Figure record listings
☆ ☆ ☆ ☆ ☆

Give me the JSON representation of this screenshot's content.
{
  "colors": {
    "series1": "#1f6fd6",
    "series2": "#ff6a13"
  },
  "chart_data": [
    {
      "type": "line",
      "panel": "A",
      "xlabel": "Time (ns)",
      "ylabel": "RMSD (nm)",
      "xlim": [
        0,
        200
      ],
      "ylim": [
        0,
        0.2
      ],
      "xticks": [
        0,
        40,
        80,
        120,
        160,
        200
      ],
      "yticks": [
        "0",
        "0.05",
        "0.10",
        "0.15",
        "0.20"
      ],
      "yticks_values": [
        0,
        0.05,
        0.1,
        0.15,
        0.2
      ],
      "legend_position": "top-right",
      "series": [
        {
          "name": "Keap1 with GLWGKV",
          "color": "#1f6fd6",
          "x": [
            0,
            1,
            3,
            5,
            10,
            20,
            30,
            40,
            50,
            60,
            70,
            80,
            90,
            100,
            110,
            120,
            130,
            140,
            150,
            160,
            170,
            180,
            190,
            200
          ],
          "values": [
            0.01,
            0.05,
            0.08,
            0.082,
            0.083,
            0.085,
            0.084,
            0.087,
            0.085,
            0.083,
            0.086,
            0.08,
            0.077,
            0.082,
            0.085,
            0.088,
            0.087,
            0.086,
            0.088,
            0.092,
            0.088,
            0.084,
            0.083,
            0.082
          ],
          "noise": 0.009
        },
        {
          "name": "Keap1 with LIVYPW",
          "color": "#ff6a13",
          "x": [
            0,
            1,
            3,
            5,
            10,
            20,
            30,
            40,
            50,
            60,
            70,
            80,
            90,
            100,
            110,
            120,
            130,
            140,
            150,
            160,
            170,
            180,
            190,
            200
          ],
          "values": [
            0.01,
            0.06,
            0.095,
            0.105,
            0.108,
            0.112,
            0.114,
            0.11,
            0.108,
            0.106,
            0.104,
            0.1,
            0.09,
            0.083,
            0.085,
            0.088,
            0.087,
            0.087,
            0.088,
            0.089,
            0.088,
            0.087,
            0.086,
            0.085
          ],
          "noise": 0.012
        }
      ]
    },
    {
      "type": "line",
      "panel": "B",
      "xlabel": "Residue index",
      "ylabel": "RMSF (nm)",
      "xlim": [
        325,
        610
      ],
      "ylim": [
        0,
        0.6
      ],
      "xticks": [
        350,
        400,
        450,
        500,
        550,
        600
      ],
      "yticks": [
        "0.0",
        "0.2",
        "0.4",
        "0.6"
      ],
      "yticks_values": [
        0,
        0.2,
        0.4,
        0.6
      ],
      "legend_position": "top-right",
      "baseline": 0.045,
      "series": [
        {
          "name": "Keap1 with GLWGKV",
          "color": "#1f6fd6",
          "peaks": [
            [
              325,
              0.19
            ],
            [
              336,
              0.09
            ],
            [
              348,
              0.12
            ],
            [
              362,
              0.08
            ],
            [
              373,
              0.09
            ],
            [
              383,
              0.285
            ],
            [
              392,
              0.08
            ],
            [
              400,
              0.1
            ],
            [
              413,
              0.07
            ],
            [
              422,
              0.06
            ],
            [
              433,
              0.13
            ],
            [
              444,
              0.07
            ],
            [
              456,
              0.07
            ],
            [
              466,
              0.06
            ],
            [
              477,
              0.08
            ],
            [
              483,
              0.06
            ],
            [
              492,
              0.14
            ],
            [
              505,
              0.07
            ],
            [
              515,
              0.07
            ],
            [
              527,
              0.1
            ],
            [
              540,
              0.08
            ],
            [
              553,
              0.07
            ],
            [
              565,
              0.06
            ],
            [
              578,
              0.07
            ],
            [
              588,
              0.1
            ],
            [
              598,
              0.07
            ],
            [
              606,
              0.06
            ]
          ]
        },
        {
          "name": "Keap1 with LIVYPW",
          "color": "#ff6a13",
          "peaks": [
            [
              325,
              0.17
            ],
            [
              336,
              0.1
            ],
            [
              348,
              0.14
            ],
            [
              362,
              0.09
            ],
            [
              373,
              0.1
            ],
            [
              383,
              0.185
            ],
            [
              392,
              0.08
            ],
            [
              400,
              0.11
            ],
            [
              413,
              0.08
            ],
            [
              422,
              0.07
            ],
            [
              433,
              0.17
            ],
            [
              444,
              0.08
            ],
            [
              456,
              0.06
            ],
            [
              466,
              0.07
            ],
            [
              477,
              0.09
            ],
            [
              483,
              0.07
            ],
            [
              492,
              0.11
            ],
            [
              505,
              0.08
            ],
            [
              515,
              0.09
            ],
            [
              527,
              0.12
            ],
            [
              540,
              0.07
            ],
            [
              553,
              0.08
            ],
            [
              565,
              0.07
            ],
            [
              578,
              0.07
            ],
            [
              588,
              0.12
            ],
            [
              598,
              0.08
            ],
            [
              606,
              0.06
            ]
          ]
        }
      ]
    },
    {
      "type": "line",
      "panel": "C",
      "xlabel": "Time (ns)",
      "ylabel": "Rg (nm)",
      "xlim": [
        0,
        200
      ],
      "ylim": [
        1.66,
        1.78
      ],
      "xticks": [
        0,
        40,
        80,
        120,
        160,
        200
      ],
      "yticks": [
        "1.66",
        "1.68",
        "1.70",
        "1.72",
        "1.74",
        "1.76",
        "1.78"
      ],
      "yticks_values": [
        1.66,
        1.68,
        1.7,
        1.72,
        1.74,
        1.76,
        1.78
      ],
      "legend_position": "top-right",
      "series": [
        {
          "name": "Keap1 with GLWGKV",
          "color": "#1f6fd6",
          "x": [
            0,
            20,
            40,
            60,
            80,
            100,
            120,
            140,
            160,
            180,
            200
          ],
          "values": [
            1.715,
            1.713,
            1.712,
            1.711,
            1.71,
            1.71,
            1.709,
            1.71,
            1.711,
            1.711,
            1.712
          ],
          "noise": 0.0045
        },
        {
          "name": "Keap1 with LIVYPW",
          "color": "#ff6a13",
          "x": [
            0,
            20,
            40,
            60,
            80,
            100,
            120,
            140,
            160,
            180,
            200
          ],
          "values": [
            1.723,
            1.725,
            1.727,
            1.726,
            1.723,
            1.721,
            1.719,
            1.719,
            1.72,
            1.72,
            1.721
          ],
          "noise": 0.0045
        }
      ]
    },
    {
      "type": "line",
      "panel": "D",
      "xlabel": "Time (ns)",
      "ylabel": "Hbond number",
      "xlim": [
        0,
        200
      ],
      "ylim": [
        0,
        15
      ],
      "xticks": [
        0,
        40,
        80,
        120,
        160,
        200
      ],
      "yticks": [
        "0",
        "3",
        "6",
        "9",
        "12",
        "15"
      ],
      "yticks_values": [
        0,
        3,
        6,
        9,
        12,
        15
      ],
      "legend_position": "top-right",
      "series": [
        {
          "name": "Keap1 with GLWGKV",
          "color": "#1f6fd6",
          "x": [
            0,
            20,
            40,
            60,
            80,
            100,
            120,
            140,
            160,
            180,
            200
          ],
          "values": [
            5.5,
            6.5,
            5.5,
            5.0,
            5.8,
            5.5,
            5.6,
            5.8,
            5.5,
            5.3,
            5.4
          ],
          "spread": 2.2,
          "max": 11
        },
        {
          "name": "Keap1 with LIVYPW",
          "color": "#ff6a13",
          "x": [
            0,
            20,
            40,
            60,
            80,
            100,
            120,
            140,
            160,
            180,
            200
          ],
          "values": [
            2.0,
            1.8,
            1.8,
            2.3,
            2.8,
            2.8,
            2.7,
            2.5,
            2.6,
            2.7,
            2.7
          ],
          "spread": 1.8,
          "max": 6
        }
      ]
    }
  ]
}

☆ ☆ ☆ ☆ ☆

Copy the records above exactly.

Give me the JSON representation of this screenshot's content.
{
  "colors": {
    "series1": "#1f6fd6",
    "series2": "#ff6a13"
  },
  "chart_data": [
    {
      "type": "line",
      "panel": "A",
      "xlabel": "Time (ns)",
      "ylabel": "RMSD (nm)",
      "xlim": [
        0,
        200
      ],
      "ylim": [
        0,
        0.2
      ],
      "xticks": [
        0,
        40,
        80,
        120,
        160,
        200
      ],
      "yticks": [
        "0",
        "0.05",
        "0.10",
        "0.15",
        "0.20"
      ],
      "yticks_values": [
        0,
        0.05,
        0.1,
        0.15,
        0.2
      ],
      "legend_position": "top-right",
      "series": [
        {
          "name": "Keap1 with GLWGKV",
          "color": "#1f6fd6",
          "x": [
            0,
            1,
            3,
            5,
            10,
            20,
            30,
            40,
            50,
            60,
            70,
            80,
            90,
            100,
            110,
            120,
            130,
            140,
            150,
            160,
            170,
            180,
            190,
            200
          ],
          "values": [
            0.01,
            0.05,
            0.08,
            0.082,
            0.083,
            0.085,
            0.084,
            0.087,
            0.085,
            0.083,
            0.086,
            0.08,
            0.077,
            0.082,
            0.085,
            0.088,
            0.087,
            0.086,
            0.088,
            0.092,
            0.088,
            0.084,
            0.083,
            0.082
          ],
          "noise": 0.009
        },
        {
          "name": "Keap1 with LIVYPW",
          "color": "#ff6a13",
          "x": [
            0,
            1,
            3,
            5,
            10,
            20,
            30,
            40,
            50,
            60,
            70,
            80,
            90,
            100,
            110,
            120,
            130,
            140,
            150,
            160,
            170,
            180,
            190,
            200
          ],
          "values": [
            0.01,
            0.06,
            0.095,
            0.105,
            0.108,
            0.112,
            0.114,
            0.11,
            0.108,
            0.106,
            0.104,
            0.1,
            0.09,
            0.083,
            0.085,
            0.088,
            0.087,
            0.087,
            0.088,
            0.089,
            0.088,
            0.087,
            0.086,
            0.085
          ],
          "noise": 0.012
        }
      ]
    },
    {
      "type": "line",
      "panel": "B",
      "xlabel": "Residue index",
      "ylabel": "RMSF (nm)",
      "xlim": [
        325,
        610
      ],
      "ylim": [
        0,
        0.6
      ],
      "xticks": [
        350,
        400,
        450,
        500,
        550,
        600
      ],
      "yticks": [
        "0.0",
        "0.2",
        "0.4",
        "0.6"
      ],
      "yticks_values": [
        0,
        0.2,
        0.4,
        0.6
      ],
      "legend_position": "top-right",
      "baseline": 0.045,
      "series": [
        {
          "name": "Keap1 with GLWGKV",
          "color": "#1f6fd6",
          "peaks": [
            [
              325,
              0.19
            ],
            [
              336,
              0.09
            ],
            [
              348,
              0.12
            ],
            [
              362,
              0.08
            ],
            [
              373,
              0.09
            ],
            [
              383,
              0.285
            ],
            [
              392,
              0.08
            ],
            [
              400,
              0.1
            ],
            [
              413,
              0.07
            ],
            [
              422,
              0.06
            ],
            [
              433,
              0.13
            ],
            [
              444,
              0.07
            ],
            [
              456,
              0.07
            ],
            [
              466,
              0.06
            ],
            [
              477,
              0.08
            ],
            [
              483,
              0.06
            ],
            [
              492,
              0.14
            ],
            [
              505,
              0.07
            ],
            [
              515,
              0.07
            ],
            [
              527,
              0.1
            ],
            [
              540,
              0.08
            ],
            [
              553,
              0.07
            ],
            [
              565,
              0.06
            ],
            [
              578,
              0.07
            ],
            [
              588,
              0.1
            ],
            [
              598,
              0.07
            ],
            [
              606,
              0.06
            ]
          ]
        },
        {
          "name": "Keap1 with LIVYPW",
          "color": "#ff6a13",
          "peaks": [
            [
              325,
              0.17
            ],
            [
              336,
              0.1
            ],
            [
              348,
              0.14
            ],
            [
              362,
              0.09
            ],
            [
              373,
              0.1
            ],
            [
              383,
              0.185
            ],
            [
              392,
              0.08
            ],
            [
              400,
              0.11
            ],
            [
              413,
              0.08
            ],
            [
              422,
              0.07
            ],
            [
              433,
              0.17
            ],
            [
              444,
              0.08
            ],
            [
              456,
              0.06
            ],
            [
              466,
              0.07
            ],
            [
              477,
              0.09
            ],
            [
              483,
              0.07
            ],
            [
              492,
              0.11
            ],
            [
              505,
              0.08
            ],
            [
              515,
              0.09
            ],
            [
              527,
              0.12
            ],
            [
              540,
              0.07
            ],
            [
              553,
              0.08
            ],
            [
              565,
              0.07
            ],
            [
              578,
              0.07
            ],
            [
              588,
              0.12
            ],
            [
              598,
              0.08
            ],
            [
              606,
              0.06
            ]
          ]
        }
      ]
    },
    {
      "type": "line",
      "panel": "C",
      "xlabel": "Time (ns)",
      "ylabel": "Rg (nm)",
      "xlim": [
        0,
        200
      ],
      "ylim": [
        1.66,
        1.78
      ],
      "xticks": [
        0,
        40,
        80,
        120,
        160,
        200
      ],
      "yticks": [
        "1.66",
        "1.68",
        "1.70",
        "1.72",
        "1.74",
        "1.76",
        "1.78"
      ],
      "yticks_values": [
        1.66,
        1.68,
        1.7,
        1.72,
        1.74,
        1.76,
        1.78
      ],
      "legend_position": "top-right",
      "series": [
        {
          "name": "Keap1 with GLWGKV",
          "color": "#1f6fd6",
          "x": [
            0,
            20,
            40,
            60,
            80,
            100,
            120,
            140,
            160,
            180,
            200
          ],
          "values": [
            1.715,
            1.713,
            1.712,
            1.711,
            1.71,
            1.71,
            1.709,
            1.71,
            1.711,
            1.711,
            1.712
          ],
          "noise": 0.0045
        },
        {
          "name": "Keap1 with LIVYPW",
          "color": "#ff6a13",
          "x": [
            0,
            20,
            40,
            60,
            80,
            100,
            120,
            140,
            160,
            180,
            200
          ],
          "values": [
            1.723,
            1.725,
            1.727,
            1.726,
            1.723,
            1.721,
            1.719,
            1.719,
            1.72,
            1.72,
            1.721
          ],
          "noise": 0.0045
        }
      ]
    },
    {
      "type": "line",
      "panel": "D",
      "xlabel": "Time (ns)",
      "ylabel": "Hbond number",
      "xlim": [
        0,
        200
      ],
      "ylim": [
        0,
        15
      ],
      "xticks": [
        0,
        40,
        80,
        120,
        160,
        200
      ],
      "yticks": [
        "0",
        "3",
        "6",
        "9",
        "12",
        "15"
      ],
      "yticks_values": [
        0,
        3,
        6,
        9,
        12,
        15
      ],
      "legend_position": "top-right",
      "series": [
        {
          "name": "Keap1 with GLWGKV",
          "color": "#1f6fd6",
          "x": [
            0,
            20,
            40,
            60,
            80,
            100,
            120,
            140,
            160,
            180,
            200
          ],
          "values": [
            5.5,
            6.5,
            5.5,
            5.0,
            5.8,
            5.5,
            5.6,
            5.8,
            5.5,
            5.3,
            5.4
          ],
          "spread": 2.2,
          "max": 11
        },
        {
          "name": "Keap1 with LIVYPW",
          "color": "#ff6a13",
          "x": [
            0,
            20,
            40,
            60,
            80,
            100,
            120,
            140,
            160,
            180,
            200
          ],
          "values": [
            2.0,
            1.8,
            1.8,
            2.3,
            2.8,
            2.8,
            2.7,
            2.5,
            2.6,
            2.7,
            2.7
          ],
          "spread": 1.8,
          "max": 6
        }
      ]
    }
  ]
}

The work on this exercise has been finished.